[Problem to solve]
Reproduce the listing below exactly. Pictures do not belong in the copy.

[Data lines]
# # # # #
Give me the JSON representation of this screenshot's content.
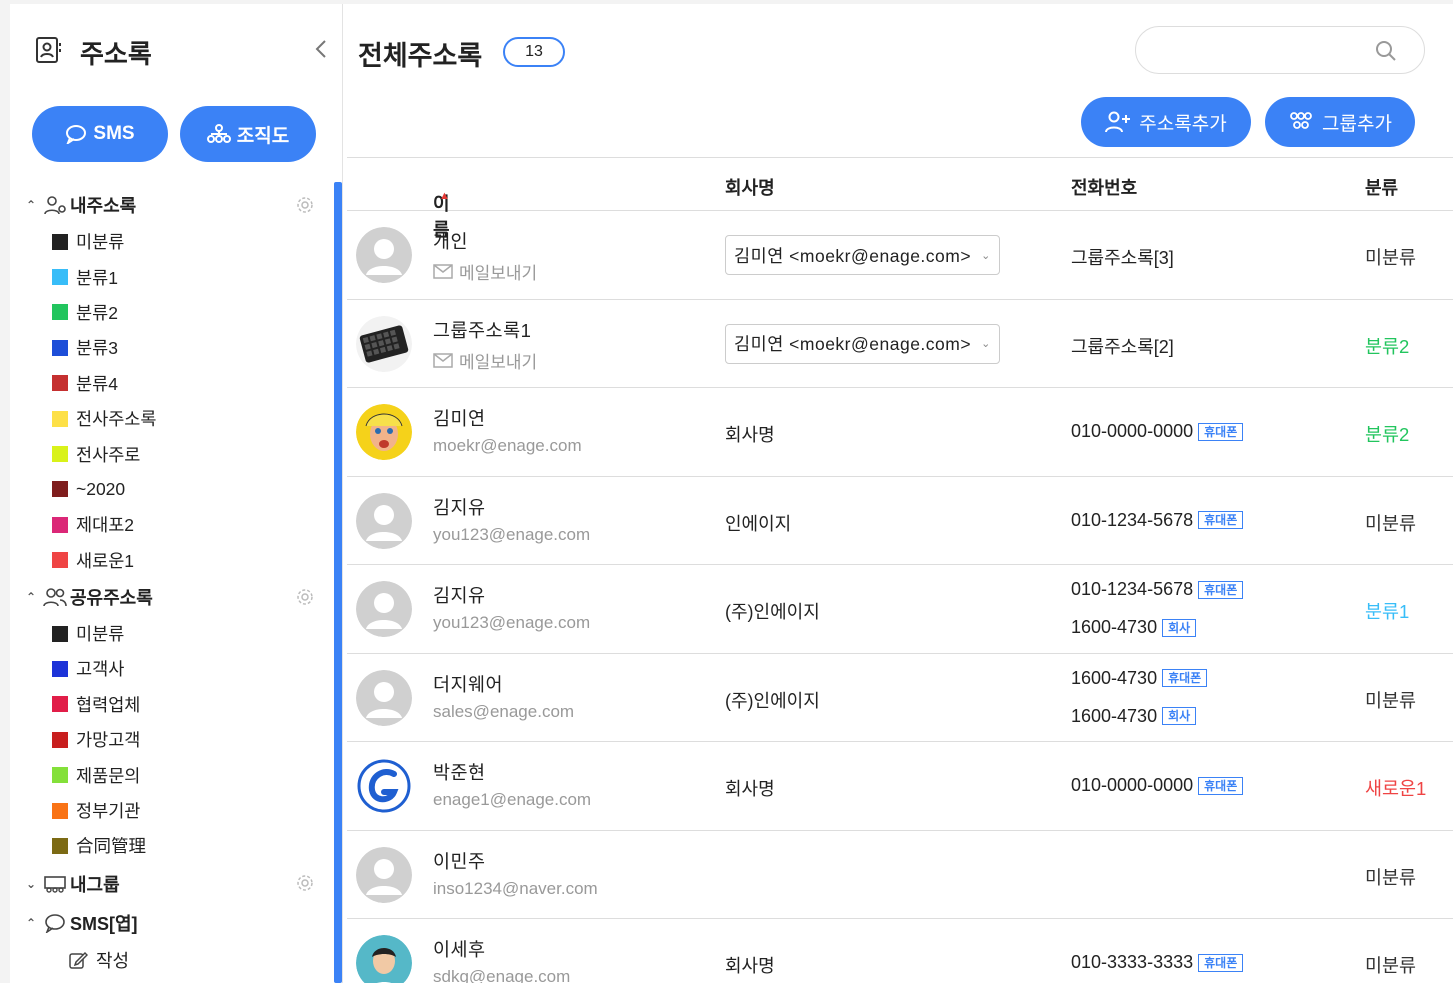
{
  "sidebar": {
    "title": "주소록",
    "sms_button": "SMS",
    "org_button": "조직도",
    "my_addressbook": {
      "label": "내주소록",
      "categories": [
        {
          "label": "미분류",
          "color": "#222222"
        },
        {
          "label": "분류1",
          "color": "#38bdf8"
        },
        {
          "label": "분류2",
          "color": "#22c55e"
        },
        {
          "label": "분류3",
          "color": "#1d4ed8"
        },
        {
          "label": "분류4",
          "color": "#c53030"
        },
        {
          "label": "전사주소록",
          "color": "#fde047"
        },
        {
          "label": "전사주로",
          "color": "#d9f21a"
        },
        {
          "label": "~2020",
          "color": "#7f1d1d"
        },
        {
          "label": "제대포2",
          "color": "#db2777"
        },
        {
          "label": "새로운1",
          "color": "#ef4444"
        }
      ]
    },
    "shared_addressbook": {
      "label": "공유주소록",
      "categories": [
        {
          "label": "미분류",
          "color": "#222222"
        },
        {
          "label": "고객사",
          "color": "#1d33d8"
        },
        {
          "label": "협력업체",
          "color": "#e11d48"
        },
        {
          "label": "가망고객",
          "color": "#c81e1e"
        },
        {
          "label": "제품문의",
          "color": "#84e03a"
        },
        {
          "label": "정부기관",
          "color": "#f97316"
        },
        {
          "label": "合同管理",
          "color": "#7c6a14"
        }
      ]
    },
    "my_group": {
      "label": "내그룹"
    },
    "sms_group": {
      "label": "SMS[엽]",
      "write": "작성"
    }
  },
  "main": {
    "title": "전체주소록",
    "count": "13",
    "search": {
      "placeholder": ""
    },
    "add_contact_button": "주소록추가",
    "add_group_button": "그룹추가",
    "columns": {
      "name": "이름",
      "company": "회사명",
      "phone": "전화번호",
      "category": "분류"
    }
  },
  "rows": [
    {
      "name": "개인",
      "sub": "메일보내기",
      "sender": "김미연 <moekr@enage.com>",
      "group": "그룹주소록[3]",
      "category": "미분류",
      "category_color": "#333333"
    },
    {
      "name": "그룹주소록1",
      "sub": "메일보내기",
      "sender": "김미연 <moekr@enage.com>",
      "group": "그룹주소록[2]",
      "category": "분류2",
      "category_color": "#22c55e"
    },
    {
      "name": "김미연",
      "sub": "moekr@enage.com",
      "company": "회사명",
      "phone1": "010-0000-0000",
      "tag1": "휴대폰",
      "category": "분류2",
      "category_color": "#22c55e"
    },
    {
      "name": "김지유",
      "sub": "you123@enage.com",
      "company": "인에이지",
      "phone1": "010-1234-5678",
      "tag1": "휴대폰",
      "category": "미분류",
      "category_color": "#333333"
    },
    {
      "name": "김지유",
      "sub": "you123@enage.com",
      "company": "(주)인에이지",
      "phone1": "010-1234-5678",
      "tag1": "휴대폰",
      "phone2": "1600-4730",
      "tag2": "회사",
      "category": "분류1",
      "category_color": "#38bdf8"
    },
    {
      "name": "더지웨어",
      "sub": "sales@enage.com",
      "company": "(주)인에이지",
      "phone1": "1600-4730",
      "tag1": "휴대폰",
      "phone2": "1600-4730",
      "tag2": "회사",
      "category": "미분류",
      "category_color": "#333333"
    },
    {
      "name": "박준현",
      "sub": "enage1@enage.com",
      "company": "회사명",
      "phone1": "010-0000-0000",
      "tag1": "휴대폰",
      "category": "새로운1",
      "category_color": "#ef4444"
    },
    {
      "name": "이민주",
      "sub": "inso1234@naver.com",
      "category": "미분류",
      "category_color": "#333333"
    },
    {
      "name": "이세후",
      "sub": "sdkg@enage.com",
      "company": "회사명",
      "phone1": "010-3333-3333",
      "tag1": "휴대폰",
      "category": "미분류",
      "category_color": "#333333"
    }
  ]
}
# # # # #
[Reply to the exercise]
Give me the JSON representation of this screenshot's content.
{
  "sidebar": {
    "title": "주소록",
    "sms_button": "SMS",
    "org_button": "조직도",
    "my_addressbook": {
      "label": "내주소록",
      "categories": [
        {
          "label": "미분류",
          "color": "#222222"
        },
        {
          "label": "분류1",
          "color": "#38bdf8"
        },
        {
          "label": "분류2",
          "color": "#22c55e"
        },
        {
          "label": "분류3",
          "color": "#1d4ed8"
        },
        {
          "label": "분류4",
          "color": "#c53030"
        },
        {
          "label": "전사주소록",
          "color": "#fde047"
        },
        {
          "label": "전사주로",
          "color": "#d9f21a"
        },
        {
          "label": "~2020",
          "color": "#7f1d1d"
        },
        {
          "label": "제대포2",
          "color": "#db2777"
        },
        {
          "label": "새로운1",
          "color": "#ef4444"
        }
      ]
    },
    "shared_addressbook": {
      "label": "공유주소록",
      "categories": [
        {
          "label": "미분류",
          "color": "#222222"
        },
        {
          "label": "고객사",
          "color": "#1d33d8"
        },
        {
          "label": "협력업체",
          "color": "#e11d48"
        },
        {
          "label": "가망고객",
          "color": "#c81e1e"
        },
        {
          "label": "제품문의",
          "color": "#84e03a"
        },
        {
          "label": "정부기관",
          "color": "#f97316"
        },
        {
          "label": "合同管理",
          "color": "#7c6a14"
        }
      ]
    },
    "my_group": {
      "label": "내그룹"
    },
    "sms_group": {
      "label": "SMS[엽]",
      "write": "작성"
    }
  },
  "main": {
    "title": "전체주소록",
    "count": "13",
    "search": {
      "placeholder": ""
    },
    "add_contact_button": "주소록추가",
    "add_group_button": "그룹추가",
    "columns": {
      "name": "이름",
      "company": "회사명",
      "phone": "전화번호",
      "category": "분류"
    }
  },
  "rows": [
    {
      "name": "개인",
      "sub": "메일보내기",
      "sender": "김미연 <moekr@enage.com>",
      "group": "그룹주소록[3]",
      "category": "미분류",
      "category_color": "#333333"
    },
    {
      "name": "그룹주소록1",
      "sub": "메일보내기",
      "sender": "김미연 <moekr@enage.com>",
      "group": "그룹주소록[2]",
      "category": "분류2",
      "category_color": "#22c55e"
    },
    {
      "name": "김미연",
      "sub": "moekr@enage.com",
      "company": "회사명",
      "phone1": "010-0000-0000",
      "tag1": "휴대폰",
      "category": "분류2",
      "category_color": "#22c55e"
    },
    {
      "name": "김지유",
      "sub": "you123@enage.com",
      "company": "인에이지",
      "phone1": "010-1234-5678",
      "tag1": "휴대폰",
      "category": "미분류",
      "category_color": "#333333"
    },
    {
      "name": "김지유",
      "sub": "you123@enage.com",
      "company": "(주)인에이지",
      "phone1": "010-1234-5678",
      "tag1": "휴대폰",
      "phone2": "1600-4730",
      "tag2": "회사",
      "category": "분류1",
      "category_color": "#38bdf8"
    },
    {
      "name": "더지웨어",
      "sub": "sales@enage.com",
      "company": "(주)인에이지",
      "phone1": "1600-4730",
      "tag1": "휴대폰",
      "phone2": "1600-4730",
      "tag2": "회사",
      "category": "미분류",
      "category_color": "#333333"
    },
    {
      "name": "박준현",
      "sub": "enage1@enage.com",
      "company": "회사명",
      "phone1": "010-0000-0000",
      "tag1": "휴대폰",
      "category": "새로운1",
      "category_color": "#ef4444"
    },
    {
      "name": "이민주",
      "sub": "inso1234@naver.com",
      "category": "미분류",
      "category_color": "#333333"
    },
    {
      "name": "이세후",
      "sub": "sdkg@enage.com",
      "company": "회사명",
      "phone1": "010-3333-3333",
      "tag1": "휴대폰",
      "category": "미분류",
      "category_color": "#333333"
    }
  ]
}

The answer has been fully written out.